::: SOURCE RECORDS
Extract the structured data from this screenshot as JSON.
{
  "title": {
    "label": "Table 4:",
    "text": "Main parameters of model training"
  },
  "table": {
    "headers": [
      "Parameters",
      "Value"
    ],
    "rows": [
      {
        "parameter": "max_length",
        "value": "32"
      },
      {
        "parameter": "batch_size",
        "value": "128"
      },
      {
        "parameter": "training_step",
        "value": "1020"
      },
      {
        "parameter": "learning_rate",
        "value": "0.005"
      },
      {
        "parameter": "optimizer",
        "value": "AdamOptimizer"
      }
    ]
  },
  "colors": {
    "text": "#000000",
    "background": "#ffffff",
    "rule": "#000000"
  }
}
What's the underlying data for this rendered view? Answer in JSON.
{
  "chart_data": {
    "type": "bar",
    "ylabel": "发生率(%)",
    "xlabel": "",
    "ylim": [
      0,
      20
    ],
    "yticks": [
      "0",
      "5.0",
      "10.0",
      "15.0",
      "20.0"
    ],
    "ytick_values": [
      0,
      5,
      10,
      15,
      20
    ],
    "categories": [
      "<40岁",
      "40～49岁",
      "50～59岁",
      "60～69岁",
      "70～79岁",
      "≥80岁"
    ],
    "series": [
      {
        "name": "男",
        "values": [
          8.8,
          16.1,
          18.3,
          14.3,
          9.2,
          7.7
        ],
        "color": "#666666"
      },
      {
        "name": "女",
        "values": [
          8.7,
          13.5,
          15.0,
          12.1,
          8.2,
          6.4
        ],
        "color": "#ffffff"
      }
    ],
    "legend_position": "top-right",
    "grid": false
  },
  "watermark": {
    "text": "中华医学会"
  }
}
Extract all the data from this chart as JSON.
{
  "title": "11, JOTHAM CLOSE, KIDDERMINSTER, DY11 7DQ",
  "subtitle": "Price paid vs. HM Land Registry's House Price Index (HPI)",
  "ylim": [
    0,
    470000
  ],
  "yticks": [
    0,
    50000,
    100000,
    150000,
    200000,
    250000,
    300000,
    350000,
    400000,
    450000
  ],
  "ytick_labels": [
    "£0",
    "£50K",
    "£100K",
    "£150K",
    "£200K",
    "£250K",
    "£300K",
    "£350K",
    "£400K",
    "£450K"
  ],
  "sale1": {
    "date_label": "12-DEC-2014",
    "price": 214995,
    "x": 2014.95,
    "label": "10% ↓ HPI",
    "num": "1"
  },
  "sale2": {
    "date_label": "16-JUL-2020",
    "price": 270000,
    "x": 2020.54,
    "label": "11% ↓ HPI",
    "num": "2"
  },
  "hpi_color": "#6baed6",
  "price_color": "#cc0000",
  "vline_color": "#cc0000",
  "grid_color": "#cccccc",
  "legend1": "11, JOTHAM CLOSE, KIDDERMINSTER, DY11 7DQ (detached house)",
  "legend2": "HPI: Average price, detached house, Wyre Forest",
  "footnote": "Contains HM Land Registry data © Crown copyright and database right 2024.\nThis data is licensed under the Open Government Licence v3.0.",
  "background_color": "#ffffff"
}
::::::
*YOUR GOAL*
Return only the number of lines in the data that contain "ffffff".

*EXERCISE RESPONSE*
3